▸ **Task to carry out**: In the material below, find each line holding the string "A₁B₁C₁D₁" and copy it.
>> Begin Data supplied
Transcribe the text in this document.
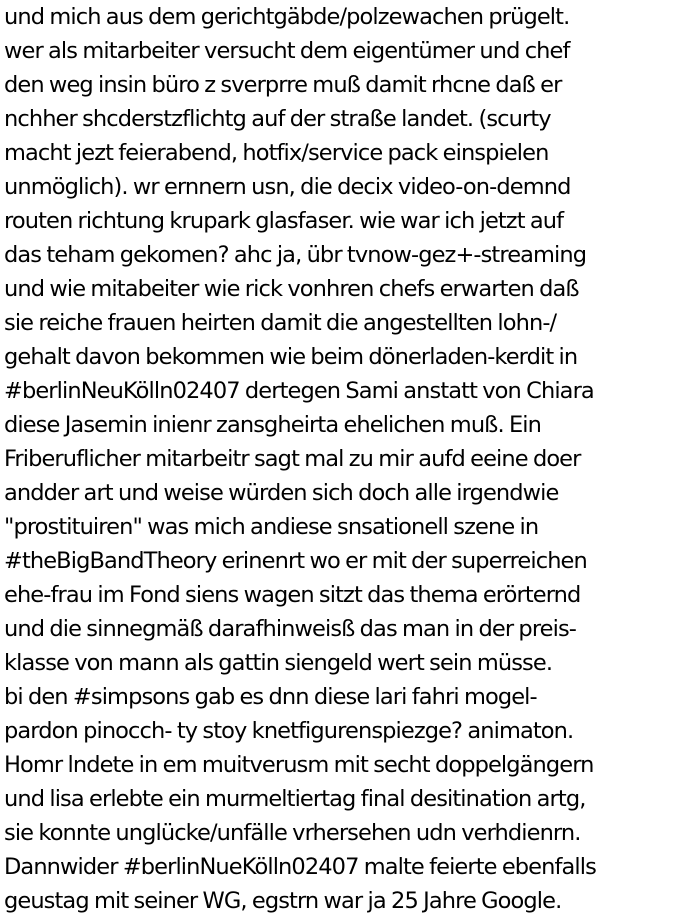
und mich aus dem gerichtgäbde/polzewachen prügelt.
wer als mitarbeiter versucht dem eigentümer und chef
den weg insin büro z sverprre muß damit rhcne daß er
nchher shcderstzflichtg auf der straße landet. (scurty
macht jezt feierabend, hotfix/service pack einspielen
unmöglich). wr ernnern usn, die decix video-on-demnd
routen richtung krupark glasfaser. wie war ich jetzt auf
das teham gekomen? ahc ja, übr tvnow-gez+-streaming
und wie mitabeiter wie rick vonhren chefs erwarten daß
sie reiche frauen heirten damit die angestellten lohn-/
gehalt davon bekommen wie beim dönerladen-kerdit in
#berlinNeuKölln02407 dertegen Sami anstatt von Chiara
diese Jasemin inienr zansgheirta ehelichen muß. Ein
Friberuflicher mitarbeitr sagt mal zu mir aufd eeine doer
andder art und weise würden sich doch alle irgendwie
"prostituiren" was mich andiese snsationell szene in
#theBigBandTheory erinenrt wo er mit der superreichen
ehe-frau im Fond siens wagen sitzt das thema erörternd
und die sinnegmäß darafhinweisß das man in der preis-
klasse von mann als gattin siengeld wert sein müsse.
bi den #simpsons gab es dnn diese lari fahri mogel-
pardon pinocch- ty stoy knetfigurenspiezge? animaton.
Homr lndete in em muitverusm mit secht doppelgängern
und lisa erlebte ein murmeltiertag final desitination artg,
sie konnte unglücke/unfälle vrhersehen udn verhdienrn.
Dannwider #berlinNueKölln02407 malte feierte ebenfalls
geustag mit seiner WG, egstrn war ja 25 Jahre Google.
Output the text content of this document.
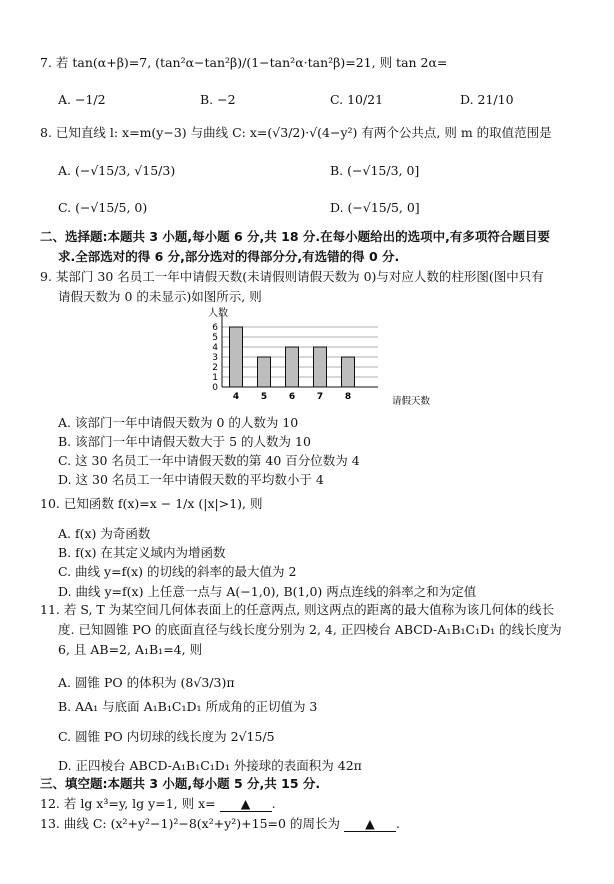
7. 若 tan(α+β)=7, (tan²α−tan²β)/(1−tan²α·tan²β)=21, 则 tan 2α=
A. −1/2	B. −2	C. 10/21	D. 21/10
8. 已知直线 l: x=m(y−3) 与曲线 C: x=(√3/2)·√(4−y²) 有两个公共点, 则 m 的取值范围是
A. (−√15/3, √15/3)	B. (−√15/3, 0]
C. (−√15/5, 0)	D. (−√15/5, 0]
二、选择题:本题共 3 小题,每小题 6 分,共 18 分.在每小题给出的选项中,有多项符合题目要
求.全部选对的得 6 分,部分选对的得部分分,有选错的得 0 分.
9. 某部门 30 名员工一年中请假天数(未请假则请假天数为 0)与对应人数的柱形图(图中只有
请假天数为 0 的未显示)如图所示, 则
人数
0
1
2
3
4
5
6
4 5 6 7 8	请假天数
A. 该部门一年中请假天数为 0 的人数为 10
B. 该部门一年中请假天数大于 5 的人数为 10
C. 这 30 名员工一年中请假天数的第 40 百分位数为 4
D. 这 30 名员工一年中请假天数的平均数小于 4
10. 已知函数 f(x)=x − 1/x (|x|>1), 则
A. f(x) 为奇函数
B. f(x) 在其定义域内为增函数
C. 曲线 y=f(x) 的切线的斜率的最大值为 2
D. 曲线 y=f(x) 上任意一点与 A(−1,0), B(1,0) 两点连线的斜率之和为定值
11. 若 S, T 为某空间几何体表面上的任意两点, 则这两点的距离的最大值称为该几何体的线长
度. 已知圆锥 PO 的底面直径与线长度分别为 2, 4, 正四棱台 ABCD-A₁B₁C₁D₁ 的线长度为
6, 且 AB=2, A₁B₁=4, 则
A. 圆锥 PO 的体积为 (8√3/3)π
B. AA₁ 与底面 A₁B₁C₁D₁ 所成角的正切值为 3
C. 圆锥 PO 内切球的线长度为 2√15/5
D. 正四棱台 ABCD-A₁B₁C₁D₁ 外接球的表面积为 42π
三、填空题:本题共 3 小题,每小题 5 分,共 15 分.
12. 若 lg x³=y, lg y=1, 则 x= ▲ .
13. 曲线 C: (x²+y²−1)²−8(x²+y²)+15=0 的周长为 ▲ .
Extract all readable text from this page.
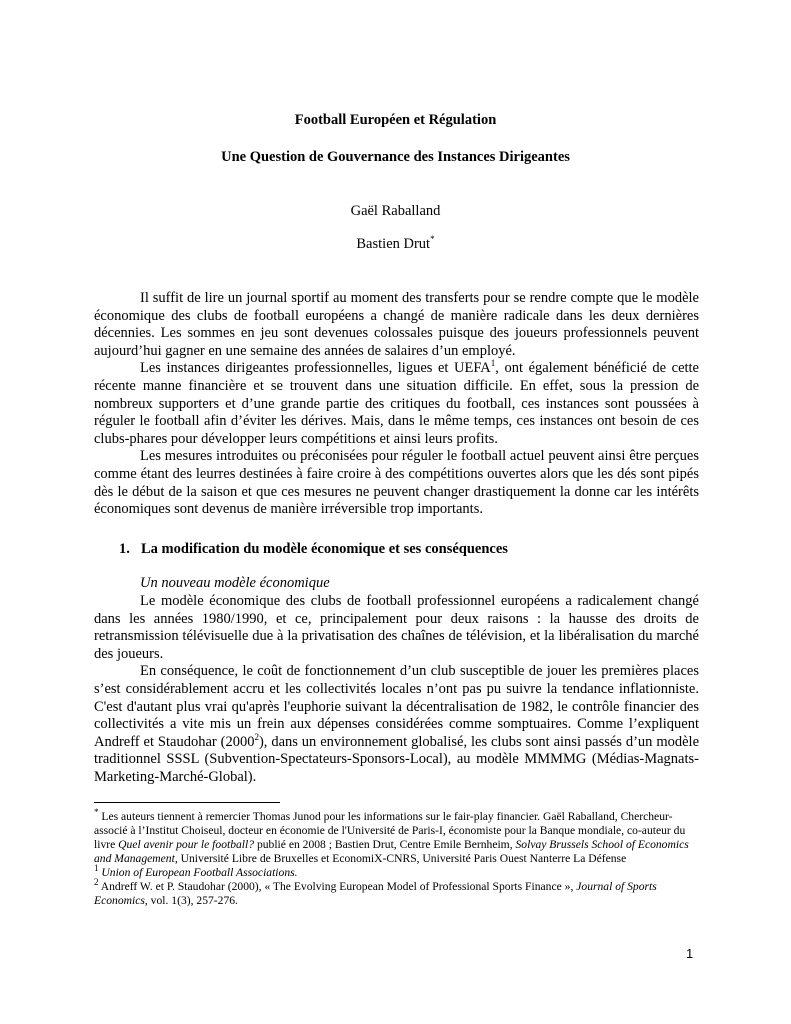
Football Européen et Régulation
Une Question de Gouvernance des Instances Dirigeantes
Gaël Raballand
Bastien Drut*

Il suffit de lire un journal sportif au moment des transferts pour se rendre compte que le modèle économique des clubs de football européens a changé de manière radicale dans les deux dernières décennies. Les sommes en jeu sont devenues colossales puisque des joueurs professionnels peuvent aujourd’hui gagner en une semaine des années de salaires d’un employé.

Les instances dirigeantes professionnelles, ligues et UEFA$^1$, ont également bénéficié de cette récente manne financière et se trouvent dans une situation difficile. En effet, sous la pression de nombreux supporters et d’une grande partie des critiques du football, ces instances sont poussées à réguler le football afin d’éviter les dérives. Mais, dans le même temps, ces instances ont besoin de ces clubs-phares pour développer leurs compétitions et ainsi leurs profits.

Les mesures introduites ou préconisées pour réguler le football actuel peuvent ainsi être perçues comme étant des leurres destinées à faire croire à des compétitions ouvertes alors que les dés sont pipés dès le début de la saison et que ces mesures ne peuvent changer drastiquement la donne car les intérêts économiques sont devenus de manière irréversible trop importants.

1. La modification du modèle économique et ses conséquences
Un nouveau modèle économique

Le modèle économique des clubs de football professionnel européens a radicalement changé dans les années 1980/1990, et ce, principalement pour deux raisons : la hausse des droits de retransmission télévisuelle due à la privatisation des chaînes de télévision, et la libéralisation du marché des joueurs.

En conséquence, le coût de fonctionnement d’un club susceptible de jouer les premières places s’est considérablement accru et les collectivités locales n’ont pas pu suivre la tendance inflationniste. C'est d'autant plus vrai qu'après l'euphorie suivant la décentralisation de 1982, le contrôle financier des collectivités a vite mis un frein aux dépenses considérées comme somptuaires. Comme l’expliquent Andreff et Staudohar (2000$^2$), dans un environnement globalisé, les clubs sont ainsi passés d’un modèle traditionnel SSSL (Subvention-Spectateurs-Sponsors-Local), au modèle MMMMG (Médias-Magnats-Marketing-Marché-Global).

* Les auteurs tiennent à remercier Thomas Junod pour les informations sur le fair-play financier. Gaël Raballand, Chercheur-associé à l’Institut Choiseul, docteur en économie de l'Université de Paris-I, économiste pour la Banque mondiale, co-auteur du livre Quel avenir pour le football? publié en 2008 ; Bastien Drut, Centre Emile Bernheim, Solvay Brussels School of Economics and Management, Université Libre de Bruxelles et EconomiX-CNRS, Université Paris Ouest Nanterre La Défense

$^1$ Union of European Football Associations.

$^2$ Andreff W. et P. Staudohar (2000), « The Evolving European Model of Professional Sports Finance », Journal of Sports Economics, vol. 1(3), 257-276.

1
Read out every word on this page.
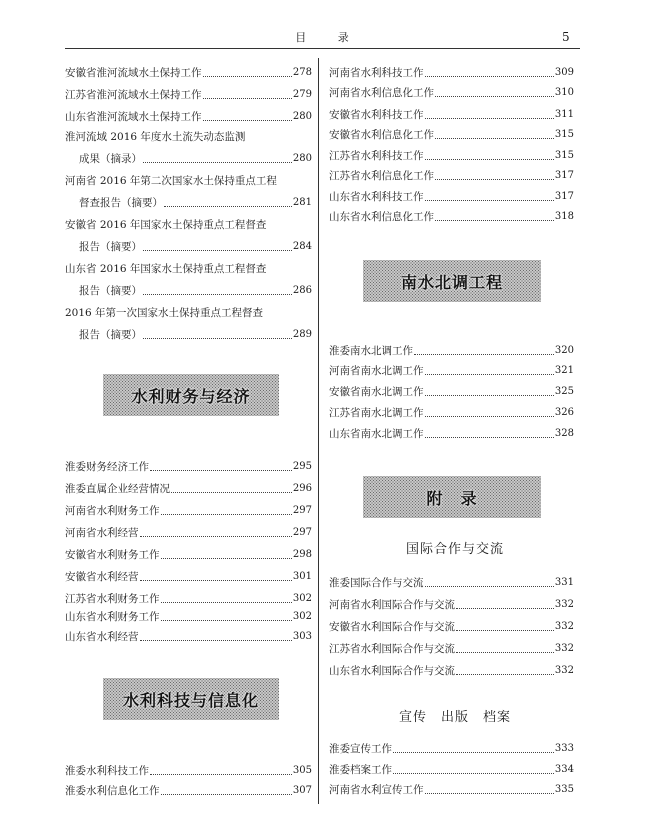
目 录	5
安徽省淮河流域水土保持工作	278
江苏省淮河流域水土保持工作	279
山东省淮河流域水土保持工作	280
淮河流域 2016 年度水土流失动态监测
成果（摘录）	280
河南省 2016 年第二次国家水土保持重点工程
督查报告（摘要）	281
安徽省 2016 年国家水土保持重点工程督查
报告（摘要）	284
山东省 2016 年国家水土保持重点工程督查
报告（摘要）	286
2016 年第一次国家水土保持重点工程督查
报告（摘要）	289
水利财务与经济
淮委财务经济工作	295
淮委直属企业经营情况	296
河南省水利财务工作	297
河南省水利经营	297
安徽省水利财务工作	298
安徽省水利经营	301
江苏省水利财务工作	302
山东省水利财务工作	302
山东省水利经营	303
水利科技与信息化
淮委水利科技工作	305
淮委水利信息化工作	307
河南省水利科技工作	309
河南省水利信息化工作	310
安徽省水利科技工作	311
安徽省水利信息化工作	315
江苏省水利科技工作	315
江苏省水利信息化工作	317
山东省水利科技工作	317
山东省水利信息化工作	318
南水北调工程
淮委南水北调工作	320
河南省南水北调工作	321
安徽省南水北调工作	325
江苏省南水北调工作	326
山东省南水北调工作	328
附　录
国际合作与交流
淮委国际合作与交流	331
河南省水利国际合作与交流	332
安徽省水利国际合作与交流	332
江苏省水利国际合作与交流	332
山东省水利国际合作与交流	332
宣传　出版　档案
淮委宣传工作	333
淮委档案工作	334
河南省水利宣传工作	335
>> End Data supplied
▸ **Solution**:
度. 已知圆锥 PO 的底面直径与线长度分别为 2, 4, 正四棱台 ABCD-A₁B₁C₁D₁ 的线长度为
B. AA₁ 与底面 A₁B₁C₁D₁ 所成角的正切值为 3
D. 正四棱台 ABCD-A₁B₁C₁D₁ 外接球的表面积为 42π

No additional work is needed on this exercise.